• 提示文
# # # # #

図2】非特許文献1によるテンプレートとインスタンスレコードを説明する図である(非特許文献1のFig.6.2を引用)。
図3】VNFとVNFCとVDUの関係を説明する図である。
図4】ディスクリプタの論理関係を模式的に示す図である(非特許文献1のFig.6.4を引用)。
図5】VNFディスクリプタ(vnfd)の構成を模式的に示す図である。
図6】VNFディスクリプタ(vnfd)のテーブルの情報要素を説明する図である(非特許文献1の6.3.1.1を引用)。
図7】(A)はVDU、(B)はVNFC、(C)Connection pointの情報要素を説明する図である(非特許文献1の6.3.1.2.1、6.3.1.2.1.1、6.3.1.2.1.2を引用)。
図8】(A)はストレージに関するVDUの情報要素、(B)はVNF internal Virtual Link、(C)Connection pointの情報要素を説明する図である(非特許文献1の6.3.1.2.10を引用)。
図9】(A)はデプロイメントフレーバ(Deployment Flavor)の情報要素、(B)はConstituent VDUの情報要素を説明する図である(非特許文献1の6.3.1.5、6.3.1.5.1を引用)。
図10図6による比較例を説明する図である。
図11】(A)実施形態のVNFディスクリプタ(vnfd)の情報要素、(B)は実施形態におけるストレージの定義を示す図である。
図12】実施形態のVMに接続するストレージに関する情報要素を示す図である。
図13】実施形態におけるVNFディスクリプタ(vnfd)の構成を模式的に示す図である。
図14】実施形態の一例を説明する図である。
図15】実施形態のディスクリプタを処理するNFV-MANO装置を説明する図である。

# # # # #

• データ資料

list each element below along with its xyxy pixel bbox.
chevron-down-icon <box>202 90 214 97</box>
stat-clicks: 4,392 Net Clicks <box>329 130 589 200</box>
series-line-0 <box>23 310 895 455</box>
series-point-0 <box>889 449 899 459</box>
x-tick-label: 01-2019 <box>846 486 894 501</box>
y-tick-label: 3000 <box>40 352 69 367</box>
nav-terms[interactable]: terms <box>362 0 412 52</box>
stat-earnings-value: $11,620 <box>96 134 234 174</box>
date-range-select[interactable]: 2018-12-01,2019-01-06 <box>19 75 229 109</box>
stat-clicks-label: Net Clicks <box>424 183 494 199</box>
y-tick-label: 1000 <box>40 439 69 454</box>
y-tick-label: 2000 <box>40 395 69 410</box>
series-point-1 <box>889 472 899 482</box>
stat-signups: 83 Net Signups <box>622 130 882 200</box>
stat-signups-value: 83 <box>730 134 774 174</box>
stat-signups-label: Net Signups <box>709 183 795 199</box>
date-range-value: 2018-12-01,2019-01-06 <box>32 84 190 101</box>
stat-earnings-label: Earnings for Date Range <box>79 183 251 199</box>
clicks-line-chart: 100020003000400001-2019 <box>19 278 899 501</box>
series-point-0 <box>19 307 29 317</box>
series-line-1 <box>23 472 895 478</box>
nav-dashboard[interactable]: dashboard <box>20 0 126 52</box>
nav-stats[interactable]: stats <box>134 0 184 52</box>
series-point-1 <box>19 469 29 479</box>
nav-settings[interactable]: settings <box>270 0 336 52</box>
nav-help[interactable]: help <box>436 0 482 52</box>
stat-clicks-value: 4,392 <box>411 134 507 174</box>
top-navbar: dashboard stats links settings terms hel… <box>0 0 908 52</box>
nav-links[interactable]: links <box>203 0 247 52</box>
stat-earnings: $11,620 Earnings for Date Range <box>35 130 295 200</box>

# # # # #

• 課題
提示文のうち、「図6】VNFディスクリプタ(vnfd)の」から「NO装置を説明する図である。」までを、両端の語句も含めて一字一句違えずに引用してください。

• 正答
図6】VNFディスクリプタ(vnfd)のテーブルの情報要素を説明する図である(非特許文献1の6.3.1.1を引用)。
図7】(A)はVDU、(B)はVNFC、(C)Connection pointの情報要素を説明する図である(非特許文献1の6.3.1.2.1、6.3.1.2.1.1、6.3.1.2.1.2を引用)。
図8】(A)はストレージに関するVDUの情報要素、(B)はVNF internal Virtual Link、(C)Connection pointの情報要素を説明する図である(非特許文献1の6.3.1.2.10を引用)。
図9】(A)はデプロイメントフレーバ(Deployment Flavor)の情報要素、(B)はConstituent VDUの情報要素を説明する図である(非特許文献1の6.3.1.5、6.3.1.5.1を引用)。
図10図6による比較例を説明する図である。
図11】(A)実施形態のVNFディスクリプタ(vnfd)の情報要素、(B)は実施形態におけるストレージの定義を示す図である。
図12】実施形態のVMに接続するストレージに関する情報要素を示す図である。
図13】実施形態におけるVNFディスクリプタ(vnfd)の構成を模式的に示す図である。
図14】実施形態の一例を説明する図である。
図15】実施形態のディスクリプタを処理するNFV-MANO装置を説明する図である。